▶ **The exercise**
Copy the material below line for line, with no changes.

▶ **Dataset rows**
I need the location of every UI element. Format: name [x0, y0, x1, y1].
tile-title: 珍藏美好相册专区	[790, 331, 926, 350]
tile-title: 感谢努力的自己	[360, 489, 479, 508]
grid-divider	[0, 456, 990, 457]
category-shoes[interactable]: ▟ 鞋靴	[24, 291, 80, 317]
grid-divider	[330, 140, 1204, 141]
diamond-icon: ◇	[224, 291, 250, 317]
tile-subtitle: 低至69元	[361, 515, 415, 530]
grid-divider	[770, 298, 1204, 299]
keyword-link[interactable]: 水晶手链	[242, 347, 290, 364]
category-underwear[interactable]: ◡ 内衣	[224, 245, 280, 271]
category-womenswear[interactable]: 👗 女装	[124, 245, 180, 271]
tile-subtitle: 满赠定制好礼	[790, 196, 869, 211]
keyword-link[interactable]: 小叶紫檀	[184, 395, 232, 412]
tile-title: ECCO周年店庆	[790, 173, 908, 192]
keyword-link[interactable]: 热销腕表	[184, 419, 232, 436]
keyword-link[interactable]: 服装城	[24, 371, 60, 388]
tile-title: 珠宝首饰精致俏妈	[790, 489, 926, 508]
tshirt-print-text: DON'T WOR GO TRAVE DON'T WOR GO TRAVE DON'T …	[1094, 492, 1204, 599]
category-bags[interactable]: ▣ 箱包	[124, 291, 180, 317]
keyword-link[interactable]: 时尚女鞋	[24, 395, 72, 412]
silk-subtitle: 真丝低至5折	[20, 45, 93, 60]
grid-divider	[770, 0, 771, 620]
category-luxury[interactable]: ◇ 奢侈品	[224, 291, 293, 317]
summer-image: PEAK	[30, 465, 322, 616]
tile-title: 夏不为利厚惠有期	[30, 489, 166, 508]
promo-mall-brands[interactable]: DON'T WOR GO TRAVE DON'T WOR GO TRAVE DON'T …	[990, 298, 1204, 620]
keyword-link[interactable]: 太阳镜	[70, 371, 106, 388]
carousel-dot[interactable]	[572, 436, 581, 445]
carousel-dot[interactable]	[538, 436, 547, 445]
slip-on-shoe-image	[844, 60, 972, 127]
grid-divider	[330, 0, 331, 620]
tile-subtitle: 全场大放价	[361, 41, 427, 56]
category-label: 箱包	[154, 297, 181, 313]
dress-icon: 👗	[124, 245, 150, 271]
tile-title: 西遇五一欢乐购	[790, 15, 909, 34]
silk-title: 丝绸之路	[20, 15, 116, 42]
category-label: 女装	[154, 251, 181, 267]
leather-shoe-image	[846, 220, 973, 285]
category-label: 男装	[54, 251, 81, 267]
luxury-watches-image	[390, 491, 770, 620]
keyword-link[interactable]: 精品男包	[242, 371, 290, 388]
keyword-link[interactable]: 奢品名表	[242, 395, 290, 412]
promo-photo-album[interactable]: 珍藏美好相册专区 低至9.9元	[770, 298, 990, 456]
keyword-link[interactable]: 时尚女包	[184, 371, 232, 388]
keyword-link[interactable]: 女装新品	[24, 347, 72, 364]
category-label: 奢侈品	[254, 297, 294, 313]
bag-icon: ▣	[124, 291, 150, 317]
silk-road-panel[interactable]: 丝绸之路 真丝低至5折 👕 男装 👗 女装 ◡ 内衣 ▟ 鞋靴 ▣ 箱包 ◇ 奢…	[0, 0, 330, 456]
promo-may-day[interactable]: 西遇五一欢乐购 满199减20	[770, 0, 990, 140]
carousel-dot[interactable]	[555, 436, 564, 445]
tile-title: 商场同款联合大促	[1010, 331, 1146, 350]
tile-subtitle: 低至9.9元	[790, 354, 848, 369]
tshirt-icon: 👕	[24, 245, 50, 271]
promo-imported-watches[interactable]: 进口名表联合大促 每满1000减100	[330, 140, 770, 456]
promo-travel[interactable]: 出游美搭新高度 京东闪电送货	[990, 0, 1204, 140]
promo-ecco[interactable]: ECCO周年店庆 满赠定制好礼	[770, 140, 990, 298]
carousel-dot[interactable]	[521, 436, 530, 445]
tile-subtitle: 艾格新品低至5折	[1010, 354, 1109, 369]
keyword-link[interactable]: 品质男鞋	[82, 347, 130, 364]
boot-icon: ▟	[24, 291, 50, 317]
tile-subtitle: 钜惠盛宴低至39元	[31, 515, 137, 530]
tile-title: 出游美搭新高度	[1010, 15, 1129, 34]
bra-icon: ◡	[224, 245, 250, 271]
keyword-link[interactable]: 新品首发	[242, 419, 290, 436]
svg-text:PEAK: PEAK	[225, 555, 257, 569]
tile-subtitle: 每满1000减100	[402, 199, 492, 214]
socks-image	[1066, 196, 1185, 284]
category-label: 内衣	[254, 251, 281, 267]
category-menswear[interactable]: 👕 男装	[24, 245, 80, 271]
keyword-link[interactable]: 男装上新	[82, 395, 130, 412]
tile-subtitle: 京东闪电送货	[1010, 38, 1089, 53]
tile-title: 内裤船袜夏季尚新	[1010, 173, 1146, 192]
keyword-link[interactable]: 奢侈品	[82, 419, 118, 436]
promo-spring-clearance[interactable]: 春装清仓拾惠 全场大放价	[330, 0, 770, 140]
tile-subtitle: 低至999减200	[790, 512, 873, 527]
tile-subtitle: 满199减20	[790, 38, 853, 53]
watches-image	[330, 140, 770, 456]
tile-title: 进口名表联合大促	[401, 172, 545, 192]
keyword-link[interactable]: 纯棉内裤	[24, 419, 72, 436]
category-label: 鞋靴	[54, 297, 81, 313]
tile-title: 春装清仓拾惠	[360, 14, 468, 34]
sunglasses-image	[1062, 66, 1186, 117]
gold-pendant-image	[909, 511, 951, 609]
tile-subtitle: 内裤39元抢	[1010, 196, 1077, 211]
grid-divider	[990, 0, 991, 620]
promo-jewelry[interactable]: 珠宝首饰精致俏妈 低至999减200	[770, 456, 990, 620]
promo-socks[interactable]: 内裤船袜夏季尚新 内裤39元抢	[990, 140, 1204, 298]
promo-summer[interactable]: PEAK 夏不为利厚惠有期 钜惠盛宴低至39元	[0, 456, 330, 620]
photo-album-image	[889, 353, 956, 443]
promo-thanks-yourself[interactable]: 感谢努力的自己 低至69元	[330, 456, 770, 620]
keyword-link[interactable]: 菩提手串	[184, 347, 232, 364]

▶ **Answer**
I need the location of every UI element. Format: name [x0, y0, x1, y1].
tile-title: 珍藏美好相册专区	[790, 331, 926, 350]
tile-title: 感谢努力的自己	[360, 489, 479, 508]
grid-divider	[0, 456, 990, 457]
category-shoes[interactable]: ▟ 鞋靴	[24, 291, 80, 317]
grid-divider	[330, 140, 1204, 141]
diamond-icon: ◇	[224, 291, 250, 317]
tile-subtitle: 低至69元	[361, 515, 415, 530]
grid-divider	[770, 298, 1204, 299]
keyword-link[interactable]: 水晶手链	[242, 347, 290, 364]
category-underwear[interactable]: ◡ 内衣	[224, 245, 280, 271]
category-womenswear[interactable]: 👗 女装	[124, 245, 180, 271]
tile-subtitle: 满赠定制好礼	[790, 196, 869, 211]
keyword-link[interactable]: 小叶紫檀	[184, 395, 232, 412]
tile-title: ECCO周年店庆	[790, 173, 908, 192]
keyword-link[interactable]: 热销腕表	[184, 419, 232, 436]
keyword-link[interactable]: 服装城	[24, 371, 60, 388]
tile-title: 珠宝首饰精致俏妈	[790, 489, 926, 508]
tshirt-print-text: DON'T WOR GO TRAVE DON'T WOR GO TRAVE DON'T …	[1094, 492, 1204, 599]
category-bags[interactable]: ▣ 箱包	[124, 291, 180, 317]
keyword-link[interactable]: 时尚女鞋	[24, 395, 72, 412]
silk-subtitle: 真丝低至5折	[20, 45, 93, 60]
grid-divider	[770, 0, 771, 620]
category-luxury[interactable]: ◇ 奢侈品	[224, 291, 293, 317]
summer-image: PEAK	[30, 465, 322, 616]
tile-title: 夏不为利厚惠有期	[30, 489, 166, 508]
promo-mall-brands[interactable]: DON'T WOR GO TRAVE DON'T WOR GO TRAVE DON'T …	[990, 298, 1204, 620]
keyword-link[interactable]: 太阳镜	[70, 371, 106, 388]
carousel-dot[interactable]	[572, 436, 581, 445]
carousel-dot[interactable]	[538, 436, 547, 445]
slip-on-shoe-image	[844, 60, 972, 127]
grid-divider	[330, 0, 331, 620]
tile-subtitle: 全场大放价	[361, 41, 427, 56]
category-label: 箱包	[154, 297, 181, 313]
dress-icon: 👗	[124, 245, 150, 271]
tile-title: 西遇五一欢乐购	[790, 15, 909, 34]
silk-title: 丝绸之路	[20, 15, 116, 42]
category-label: 女装	[154, 251, 181, 267]
leather-shoe-image	[846, 220, 973, 285]
category-label: 男装	[54, 251, 81, 267]
luxury-watches-image	[390, 491, 770, 620]
keyword-link[interactable]: 精品男包	[242, 371, 290, 388]
keyword-link[interactable]: 奢品名表	[242, 395, 290, 412]
promo-photo-album[interactable]: 珍藏美好相册专区 低至9.9元	[770, 298, 990, 456]
keyword-link[interactable]: 时尚女包	[184, 371, 232, 388]
keyword-link[interactable]: 女装新品	[24, 347, 72, 364]
category-label: 奢侈品	[254, 297, 294, 313]
bag-icon: ▣	[124, 291, 150, 317]
silk-road-panel[interactable]: 丝绸之路 真丝低至5折 👕 男装 👗 女装 ◡ 内衣 ▟ 鞋靴 ▣ 箱包 ◇ 奢…	[0, 0, 330, 456]
promo-may-day[interactable]: 西遇五一欢乐购 满199减20	[770, 0, 990, 140]
carousel-dot[interactable]	[555, 436, 564, 445]
tile-title: 商场同款联合大促	[1010, 331, 1146, 350]
tile-subtitle: 低至9.9元	[790, 354, 848, 369]
tshirt-icon: 👕	[24, 245, 50, 271]
promo-imported-watches[interactable]: 进口名表联合大促 每满1000减100	[330, 140, 770, 456]
promo-travel[interactable]: 出游美搭新高度 京东闪电送货	[990, 0, 1204, 140]
promo-ecco[interactable]: ECCO周年店庆 满赠定制好礼	[770, 140, 990, 298]
carousel-dot[interactable]	[521, 436, 530, 445]
tile-subtitle: 艾格新品低至5折	[1010, 354, 1109, 369]
keyword-link[interactable]: 品质男鞋	[82, 347, 130, 364]
boot-icon: ▟	[24, 291, 50, 317]
tile-subtitle: 钜惠盛宴低至39元	[31, 515, 137, 530]
tile-title: 出游美搭新高度	[1010, 15, 1129, 34]
bra-icon: ◡	[224, 245, 250, 271]
keyword-link[interactable]: 新品首发	[242, 419, 290, 436]
svg-text:PEAK: PEAK	[225, 555, 257, 569]
tile-subtitle: 每满1000减100	[402, 199, 492, 214]
socks-image	[1066, 196, 1185, 284]
category-label: 内衣	[254, 251, 281, 267]
category-menswear[interactable]: 👕 男装	[24, 245, 80, 271]
keyword-link[interactable]: 男装上新	[82, 395, 130, 412]
tile-subtitle: 京东闪电送货	[1010, 38, 1089, 53]
tile-title: 内裤船袜夏季尚新	[1010, 173, 1146, 192]
keyword-link[interactable]: 奢侈品	[82, 419, 118, 436]
promo-spring-clearance[interactable]: 春装清仓拾惠 全场大放价	[330, 0, 770, 140]
tile-subtitle: 低至999减200	[790, 512, 873, 527]
tile-subtitle: 满199减20	[790, 38, 853, 53]
watches-image	[330, 140, 770, 456]
tile-title: 进口名表联合大促	[401, 172, 545, 192]
keyword-link[interactable]: 纯棉内裤	[24, 419, 72, 436]
category-label: 鞋靴	[54, 297, 81, 313]
tile-title: 春装清仓拾惠	[360, 14, 468, 34]
sunglasses-image	[1062, 66, 1186, 117]
gold-pendant-image	[909, 511, 951, 609]
tile-subtitle: 内裤39元抢	[1010, 196, 1077, 211]
grid-divider	[990, 0, 991, 620]
promo-jewelry[interactable]: 珠宝首饰精致俏妈 低至999减200	[770, 456, 990, 620]
promo-socks[interactable]: 内裤船袜夏季尚新 内裤39元抢	[990, 140, 1204, 298]
promo-summer[interactable]: PEAK 夏不为利厚惠有期 钜惠盛宴低至39元	[0, 456, 330, 620]
photo-album-image	[889, 353, 956, 443]
promo-thanks-yourself[interactable]: 感谢努力的自己 低至69元	[330, 456, 770, 620]
keyword-link[interactable]: 菩提手串	[184, 347, 232, 364]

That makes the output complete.